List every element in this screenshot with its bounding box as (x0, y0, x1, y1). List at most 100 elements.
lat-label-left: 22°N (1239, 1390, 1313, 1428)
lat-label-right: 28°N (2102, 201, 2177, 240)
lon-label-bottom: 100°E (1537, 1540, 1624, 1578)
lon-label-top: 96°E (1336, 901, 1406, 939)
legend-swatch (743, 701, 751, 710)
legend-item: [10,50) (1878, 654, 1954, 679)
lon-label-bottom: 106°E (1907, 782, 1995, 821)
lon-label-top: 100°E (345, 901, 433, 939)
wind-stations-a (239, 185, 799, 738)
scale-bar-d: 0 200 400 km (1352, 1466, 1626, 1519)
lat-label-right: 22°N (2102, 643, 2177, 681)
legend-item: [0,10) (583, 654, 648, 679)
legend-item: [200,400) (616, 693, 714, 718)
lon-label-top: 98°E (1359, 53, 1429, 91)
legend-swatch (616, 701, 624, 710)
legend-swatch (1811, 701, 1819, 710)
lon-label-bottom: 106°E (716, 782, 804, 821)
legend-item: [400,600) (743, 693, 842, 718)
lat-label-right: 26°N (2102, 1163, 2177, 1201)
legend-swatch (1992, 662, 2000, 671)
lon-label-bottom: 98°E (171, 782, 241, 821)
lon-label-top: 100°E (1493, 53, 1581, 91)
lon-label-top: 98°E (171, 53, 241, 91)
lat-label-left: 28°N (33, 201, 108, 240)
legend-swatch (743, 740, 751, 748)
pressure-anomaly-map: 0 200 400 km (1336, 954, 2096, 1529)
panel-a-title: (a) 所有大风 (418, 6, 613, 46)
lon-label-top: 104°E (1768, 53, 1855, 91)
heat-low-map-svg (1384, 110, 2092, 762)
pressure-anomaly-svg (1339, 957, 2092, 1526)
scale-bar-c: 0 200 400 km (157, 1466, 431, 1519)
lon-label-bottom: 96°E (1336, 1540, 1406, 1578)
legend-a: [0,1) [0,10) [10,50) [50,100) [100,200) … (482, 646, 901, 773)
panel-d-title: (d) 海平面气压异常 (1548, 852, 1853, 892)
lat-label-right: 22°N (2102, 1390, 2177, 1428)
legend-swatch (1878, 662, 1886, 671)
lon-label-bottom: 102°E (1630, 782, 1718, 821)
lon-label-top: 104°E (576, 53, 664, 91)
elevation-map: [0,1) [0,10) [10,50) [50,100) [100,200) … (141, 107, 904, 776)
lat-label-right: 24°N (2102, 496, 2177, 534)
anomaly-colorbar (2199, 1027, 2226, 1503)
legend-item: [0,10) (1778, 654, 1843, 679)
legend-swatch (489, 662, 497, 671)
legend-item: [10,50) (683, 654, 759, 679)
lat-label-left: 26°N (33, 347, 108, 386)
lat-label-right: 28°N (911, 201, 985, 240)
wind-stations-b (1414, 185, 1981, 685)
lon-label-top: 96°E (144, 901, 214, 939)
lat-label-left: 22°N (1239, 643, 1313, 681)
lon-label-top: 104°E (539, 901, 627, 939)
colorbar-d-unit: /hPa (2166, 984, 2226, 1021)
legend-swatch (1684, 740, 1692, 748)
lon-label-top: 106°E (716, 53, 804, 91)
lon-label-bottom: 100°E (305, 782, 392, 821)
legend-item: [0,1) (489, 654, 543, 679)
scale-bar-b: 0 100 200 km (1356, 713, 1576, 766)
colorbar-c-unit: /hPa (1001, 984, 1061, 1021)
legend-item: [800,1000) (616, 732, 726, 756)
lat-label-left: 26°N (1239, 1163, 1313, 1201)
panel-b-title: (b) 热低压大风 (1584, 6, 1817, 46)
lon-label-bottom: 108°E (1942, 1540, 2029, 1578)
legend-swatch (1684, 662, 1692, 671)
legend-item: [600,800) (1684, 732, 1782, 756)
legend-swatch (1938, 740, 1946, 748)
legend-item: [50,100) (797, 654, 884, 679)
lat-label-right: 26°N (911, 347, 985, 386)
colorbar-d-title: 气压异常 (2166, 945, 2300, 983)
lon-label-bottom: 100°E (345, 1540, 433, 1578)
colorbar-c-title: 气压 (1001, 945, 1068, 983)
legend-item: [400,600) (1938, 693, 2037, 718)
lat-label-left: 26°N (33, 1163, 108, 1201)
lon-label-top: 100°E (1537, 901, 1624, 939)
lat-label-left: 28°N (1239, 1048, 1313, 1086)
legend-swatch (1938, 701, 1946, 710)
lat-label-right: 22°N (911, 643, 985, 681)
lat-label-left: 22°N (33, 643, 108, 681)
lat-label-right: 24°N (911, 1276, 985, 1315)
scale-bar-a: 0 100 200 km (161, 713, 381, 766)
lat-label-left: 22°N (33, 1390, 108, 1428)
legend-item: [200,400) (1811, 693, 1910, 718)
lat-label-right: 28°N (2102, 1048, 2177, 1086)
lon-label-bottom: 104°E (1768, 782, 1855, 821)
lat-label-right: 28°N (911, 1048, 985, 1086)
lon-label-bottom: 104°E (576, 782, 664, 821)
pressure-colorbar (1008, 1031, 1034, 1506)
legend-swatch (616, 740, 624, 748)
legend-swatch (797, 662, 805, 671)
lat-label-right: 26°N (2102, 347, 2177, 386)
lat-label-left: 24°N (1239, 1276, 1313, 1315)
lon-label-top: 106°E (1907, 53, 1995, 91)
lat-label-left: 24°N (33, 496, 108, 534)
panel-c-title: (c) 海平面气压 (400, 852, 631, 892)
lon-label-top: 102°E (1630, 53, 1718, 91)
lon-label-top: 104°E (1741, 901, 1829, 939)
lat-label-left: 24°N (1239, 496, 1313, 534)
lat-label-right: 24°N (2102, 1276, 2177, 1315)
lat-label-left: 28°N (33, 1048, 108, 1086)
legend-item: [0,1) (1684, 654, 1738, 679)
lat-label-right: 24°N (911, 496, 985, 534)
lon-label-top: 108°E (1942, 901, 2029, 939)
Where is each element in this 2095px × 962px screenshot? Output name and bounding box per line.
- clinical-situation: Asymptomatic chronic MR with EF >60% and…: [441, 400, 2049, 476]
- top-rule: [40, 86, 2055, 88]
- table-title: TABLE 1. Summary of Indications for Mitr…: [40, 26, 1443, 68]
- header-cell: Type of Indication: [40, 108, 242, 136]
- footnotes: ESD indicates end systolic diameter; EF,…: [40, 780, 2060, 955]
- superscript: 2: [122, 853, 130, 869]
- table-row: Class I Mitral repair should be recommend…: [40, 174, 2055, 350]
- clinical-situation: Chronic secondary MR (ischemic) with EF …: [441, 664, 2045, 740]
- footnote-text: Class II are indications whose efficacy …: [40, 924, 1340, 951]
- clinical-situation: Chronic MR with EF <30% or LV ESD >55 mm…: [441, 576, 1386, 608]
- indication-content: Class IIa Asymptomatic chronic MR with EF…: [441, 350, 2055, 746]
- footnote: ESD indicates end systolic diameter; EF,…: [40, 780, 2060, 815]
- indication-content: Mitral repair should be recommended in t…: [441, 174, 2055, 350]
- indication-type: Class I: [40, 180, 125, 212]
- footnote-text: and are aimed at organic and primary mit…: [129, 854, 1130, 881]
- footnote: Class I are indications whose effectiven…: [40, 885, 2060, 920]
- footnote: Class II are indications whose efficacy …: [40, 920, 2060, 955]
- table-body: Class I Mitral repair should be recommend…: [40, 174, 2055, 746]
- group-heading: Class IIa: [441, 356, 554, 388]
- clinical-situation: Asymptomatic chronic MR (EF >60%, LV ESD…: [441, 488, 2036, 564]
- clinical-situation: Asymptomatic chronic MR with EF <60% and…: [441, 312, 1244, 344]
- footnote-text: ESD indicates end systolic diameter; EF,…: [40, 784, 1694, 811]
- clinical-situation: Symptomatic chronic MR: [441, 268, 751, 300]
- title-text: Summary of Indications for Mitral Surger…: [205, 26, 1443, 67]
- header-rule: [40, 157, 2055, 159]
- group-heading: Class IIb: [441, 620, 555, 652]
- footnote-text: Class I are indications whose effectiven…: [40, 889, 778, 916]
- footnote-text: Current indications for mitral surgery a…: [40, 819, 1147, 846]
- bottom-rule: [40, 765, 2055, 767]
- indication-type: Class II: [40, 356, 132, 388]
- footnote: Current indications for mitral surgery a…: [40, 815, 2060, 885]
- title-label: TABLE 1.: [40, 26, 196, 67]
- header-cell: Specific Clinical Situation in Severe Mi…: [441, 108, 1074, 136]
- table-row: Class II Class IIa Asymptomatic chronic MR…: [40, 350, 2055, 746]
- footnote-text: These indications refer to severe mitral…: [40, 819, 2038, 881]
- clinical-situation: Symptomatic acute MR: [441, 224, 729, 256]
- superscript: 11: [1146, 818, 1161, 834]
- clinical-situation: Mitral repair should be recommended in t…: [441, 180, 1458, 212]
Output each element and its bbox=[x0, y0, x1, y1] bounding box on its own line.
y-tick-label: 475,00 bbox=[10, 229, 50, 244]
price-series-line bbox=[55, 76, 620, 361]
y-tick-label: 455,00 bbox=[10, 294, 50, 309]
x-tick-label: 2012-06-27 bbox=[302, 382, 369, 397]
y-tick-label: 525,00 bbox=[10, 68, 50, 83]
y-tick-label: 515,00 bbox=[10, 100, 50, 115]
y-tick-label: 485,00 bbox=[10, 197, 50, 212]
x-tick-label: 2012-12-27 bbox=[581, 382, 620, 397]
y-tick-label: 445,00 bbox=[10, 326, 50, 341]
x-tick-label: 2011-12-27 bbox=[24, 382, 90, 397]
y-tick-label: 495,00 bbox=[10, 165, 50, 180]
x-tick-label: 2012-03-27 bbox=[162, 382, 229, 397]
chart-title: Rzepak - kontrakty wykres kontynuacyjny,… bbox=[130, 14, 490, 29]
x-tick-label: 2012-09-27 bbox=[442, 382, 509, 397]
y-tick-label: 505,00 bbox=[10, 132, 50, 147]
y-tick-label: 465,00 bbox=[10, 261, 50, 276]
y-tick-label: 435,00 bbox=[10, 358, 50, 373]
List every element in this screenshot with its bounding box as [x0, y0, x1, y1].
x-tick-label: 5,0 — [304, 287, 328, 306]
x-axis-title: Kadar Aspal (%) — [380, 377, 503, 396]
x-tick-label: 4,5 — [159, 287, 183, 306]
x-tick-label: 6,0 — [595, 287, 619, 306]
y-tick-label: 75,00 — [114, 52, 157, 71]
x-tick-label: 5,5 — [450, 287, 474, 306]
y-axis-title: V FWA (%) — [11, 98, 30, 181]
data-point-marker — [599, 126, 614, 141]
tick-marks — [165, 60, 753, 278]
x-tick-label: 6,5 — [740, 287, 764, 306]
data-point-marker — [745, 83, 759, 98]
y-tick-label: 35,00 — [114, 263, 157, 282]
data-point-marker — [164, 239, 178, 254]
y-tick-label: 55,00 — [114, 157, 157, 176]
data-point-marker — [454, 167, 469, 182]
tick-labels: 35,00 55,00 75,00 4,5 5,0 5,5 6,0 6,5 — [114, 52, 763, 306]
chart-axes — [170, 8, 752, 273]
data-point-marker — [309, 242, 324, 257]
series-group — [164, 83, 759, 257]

§ **EXERCISE REQUIREMENTS**: In the data, from the first line through the line containing "lon-label-top: 98°E (1359, 53, 1429, 91)", inclusive, change every "legend-item" to "legend-entry" and write out only those lines, with everything else left the same.

§ **RESULT OF THE TASK**:
List every element in this screenshot with its bounding box as (x0, y0, x1, y1). List at most 100 elements.
lat-label-left: 22°N (1239, 1390, 1313, 1428)
lat-label-right: 28°N (2102, 201, 2177, 240)
lon-label-bottom: 100°E (1537, 1540, 1624, 1578)
lon-label-top: 96°E (1336, 901, 1406, 939)
legend-swatch (743, 701, 751, 710)
legend-entry: [10,50) (1878, 654, 1954, 679)
lon-label-bottom: 106°E (1907, 782, 1995, 821)
lon-label-top: 100°E (345, 901, 433, 939)
wind-stations-a (239, 185, 799, 738)
scale-bar-d: 0 200 400 km (1352, 1466, 1626, 1519)
lat-label-right: 22°N (2102, 643, 2177, 681)
legend-entry: [0,10) (583, 654, 648, 679)
legend-entry: [200,400) (616, 693, 714, 718)
lon-label-top: 98°E (1359, 53, 1429, 91)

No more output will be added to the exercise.